* [Recorded data]:
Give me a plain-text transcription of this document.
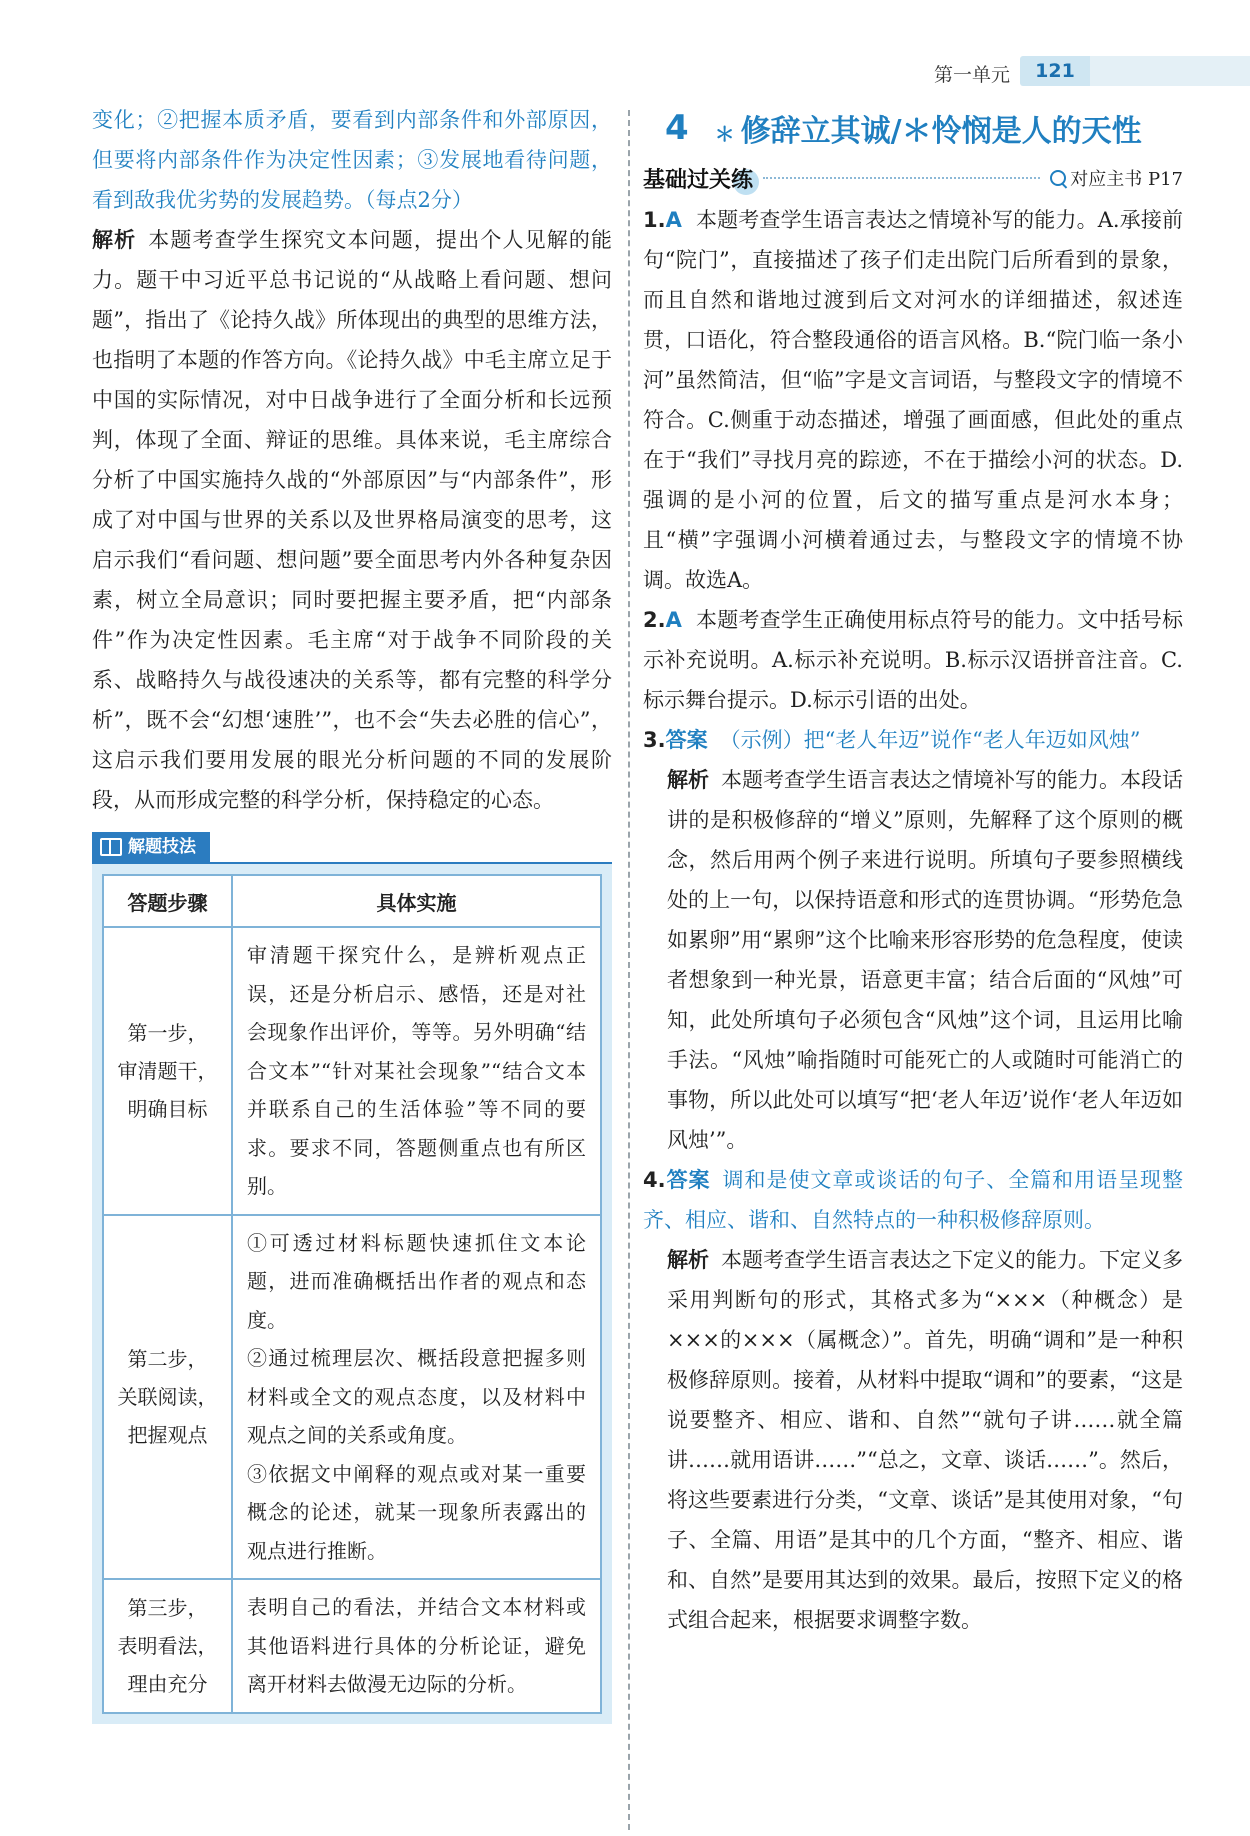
第一单元	121

变化；②把握本质矛盾，要看到内部条件和外部原因，但要将内部条件作为决定性因素；③发展地看待问题，看到敌我优劣势的发展趋势。（每点2分）

解析 本题考查学生探究文本问题，提出个人见解的能力。题干中习近平总书记说的“从战略上看问题、想问题”，指出了《论持久战》所体现出的典型的思维方法，也指明了本题的作答方向。《论持久战》中毛主席立足于中国的实际情况，对中日战争进行了全面分析和长远预判，体现了全面、辩证的思维。具体来说，毛主席综合分析了中国实施持久战的“外部原因”与“内部条件”，形成了对中国与世界的关系以及世界格局演变的思考，这启示我们“看问题、想问题”要全面思考内外各种复杂因素，树立全局意识；同时要把握主要矛盾，把“内部条件”作为决定性因素。毛主席“对于战争不同阶段的关系、战略持久与战役速决的关系等，都有完整的科学分析”，既不会“幻想‘速胜’”，也不会“失去必胜的信心”，这启示我们要用发展的眼光分析问题的不同的发展阶段，从而形成完整的科学分析，保持稳定的心态。

解题技法
答题步骤	具体实施

第一步，
审清题干，
明确目标	审清题干探究什么，是辨析观点正误，还是分析启示、感悟，还是对社会现象作出评价，等等。另外明确“结合文本”“针对某社会现象”“结合文本并联系自己的生活体验”等不同的要求。要求不同，答题侧重点也有所区别。

第二步，
关联阅读，
把握观点	①可透过材料标题快速抓住文本论题，进而准确概括出作者的观点和态度。
②通过梳理层次、概括段意把握多则材料或全文的观点态度，以及材料中观点之间的关系或角度。
③依据文中阐释的观点或对某一重要概念的论述，就某一现象所表露出的观点进行推断。

第三步，
表明看法，
理由充分	表明自己的看法，并结合文本材料或其他语料进行具体的分析论证，避免离开材料去做漫无边际的分析。
4 ＊ 修辞立其诚/＊怜悯是人的天性
基础过关练	对应主书 P17

1.A 本题考查学生语言表达之情境补写的能力。A.承接前句“院门”，直接描述了孩子们走出院门后所看到的景象，而且自然和谐地过渡到后文对河水的详细描述，叙述连贯，口语化，符合整段通俗的语言风格。B.“院门临一条小河”虽然简洁，但“临”字是文言词语，与整段文字的情境不符合。C.侧重于动态描述，增强了画面感，但此处的重点在于“我们”寻找月亮的踪迹，不在于描绘小河的状态。D.强调的是小河的位置，后文的描写重点是河水本身；且“横”字强调小河横着通过去，与整段文字的情境不协调。故选A。

2.A 本题考查学生正确使用标点符号的能力。文中括号标示补充说明。A.标示补充说明。B.标示汉语拼音注音。C.标示舞台提示。D.标示引语的出处。

3.答案 （示例）把“老人年迈”说作“老人年迈如风烛”

解析 本题考查学生语言表达之情境补写的能力。本段话讲的是积极修辞的“增义”原则，先解释了这个原则的概念，然后用两个例子来进行说明。所填句子要参照横线处的上一句，以保持语意和形式的连贯协调。“形势危急如累卵”用“累卵”这个比喻来形容形势的危急程度，使读者想象到一种光景，语意更丰富；结合后面的“风烛”可知，此处所填句子必须包含“风烛”这个词，且运用比喻手法。“风烛”喻指随时可能死亡的人或随时可能消亡的事物，所以此处可以填写“把‘老人年迈’说作‘老人年迈如风烛’”。

4.答案 调和是使文章或谈话的句子、全篇和用语呈现整齐、相应、谐和、自然特点的一种积极修辞原则。

解析 本题考查学生语言表达之下定义的能力。下定义多采用判断句的形式，其格式多为“×××（种概念）是×××的×××（属概念）”。首先，明确“调和”是一种积极修辞原则。接着，从材料中提取“调和”的要素，“这是说要整齐、相应、谐和、自然”“就句子讲……就全篇讲……就用语讲……”“总之，文章、谈话……”。然后，将这些要素进行分类，“文章、谈话”是其使用对象，“句子、全篇、用语”是其中的几个方面，“整齐、相应、谐和、自然”是要用其达到的效果。最后，按照下定义的格式组合起来，根据要求调整字数。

* [GIVEN PROBLEM]: Except for the pictures, give all the material above again verbatim.

* [EXERCISE OUTPUT]:
Give me a plain-text transcription of this document.
第一单元	121

变化；②把握本质矛盾，要看到内部条件和外部原因，但要将内部条件作为决定性因素；③发展地看待问题，看到敌我优劣势的发展趋势。（每点2分）

解析 本题考查学生探究文本问题，提出个人见解的能力。题干中习近平总书记说的“从战略上看问题、想问题”，指出了《论持久战》所体现出的典型的思维方法，也指明了本题的作答方向。《论持久战》中毛主席立足于中国的实际情况，对中日战争进行了全面分析和长远预判，体现了全面、辩证的思维。具体来说，毛主席综合分析了中国实施持久战的“外部原因”与“内部条件”，形成了对中国与世界的关系以及世界格局演变的思考，这启示我们“看问题、想问题”要全面思考内外各种复杂因素，树立全局意识；同时要把握主要矛盾，把“内部条件”作为决定性因素。毛主席“对于战争不同阶段的关系、战略持久与战役速决的关系等，都有完整的科学分析”，既不会“幻想‘速胜’”，也不会“失去必胜的信心”，这启示我们要用发展的眼光分析问题的不同的发展阶段，从而形成完整的科学分析，保持稳定的心态。

解题技法
答题步骤	具体实施

第一步，
审清题干，
明确目标	审清题干探究什么，是辨析观点正误，还是分析启示、感悟，还是对社会现象作出评价，等等。另外明确“结合文本”“针对某社会现象”“结合文本并联系自己的生活体验”等不同的要求。要求不同，答题侧重点也有所区别。

第二步，
关联阅读，
把握观点	①可透过材料标题快速抓住文本论题，进而准确概括出作者的观点和态度。
②通过梳理层次、概括段意把握多则材料或全文的观点态度，以及材料中观点之间的关系或角度。
③依据文中阐释的观点或对某一重要概念的论述，就某一现象所表露出的观点进行推断。

第三步，
表明看法，
理由充分	表明自己的看法，并结合文本材料或其他语料进行具体的分析论证，避免离开材料去做漫无边际的分析。
4 ＊ 修辞立其诚/＊怜悯是人的天性
基础过关练	对应主书 P17

1.A 本题考查学生语言表达之情境补写的能力。A.承接前句“院门”，直接描述了孩子们走出院门后所看到的景象，而且自然和谐地过渡到后文对河水的详细描述，叙述连贯，口语化，符合整段通俗的语言风格。B.“院门临一条小河”虽然简洁，但“临”字是文言词语，与整段文字的情境不符合。C.侧重于动态描述，增强了画面感，但此处的重点在于“我们”寻找月亮的踪迹，不在于描绘小河的状态。D.强调的是小河的位置，后文的描写重点是河水本身；且“横”字强调小河横着通过去，与整段文字的情境不协调。故选A。

2.A 本题考查学生正确使用标点符号的能力。文中括号标示补充说明。A.标示补充说明。B.标示汉语拼音注音。C.标示舞台提示。D.标示引语的出处。

3.答案 （示例）把“老人年迈”说作“老人年迈如风烛”

解析 本题考查学生语言表达之情境补写的能力。本段话讲的是积极修辞的“增义”原则，先解释了这个原则的概念，然后用两个例子来进行说明。所填句子要参照横线处的上一句，以保持语意和形式的连贯协调。“形势危急如累卵”用“累卵”这个比喻来形容形势的危急程度，使读者想象到一种光景，语意更丰富；结合后面的“风烛”可知，此处所填句子必须包含“风烛”这个词，且运用比喻手法。“风烛”喻指随时可能死亡的人或随时可能消亡的事物，所以此处可以填写“把‘老人年迈’说作‘老人年迈如风烛’”。

4.答案 调和是使文章或谈话的句子、全篇和用语呈现整齐、相应、谐和、自然特点的一种积极修辞原则。

解析 本题考查学生语言表达之下定义的能力。下定义多采用判断句的形式，其格式多为“×××（种概念）是×××的×××（属概念）”。首先，明确“调和”是一种积极修辞原则。接着，从材料中提取“调和”的要素，“这是说要整齐、相应、谐和、自然”“就句子讲……就全篇讲……就用语讲……”“总之，文章、谈话……”。然后，将这些要素进行分类，“文章、谈话”是其使用对象，“句子、全篇、用语”是其中的几个方面，“整齐、相应、谐和、自然”是要用其达到的效果。最后，按照下定义的格式组合起来，根据要求调整字数。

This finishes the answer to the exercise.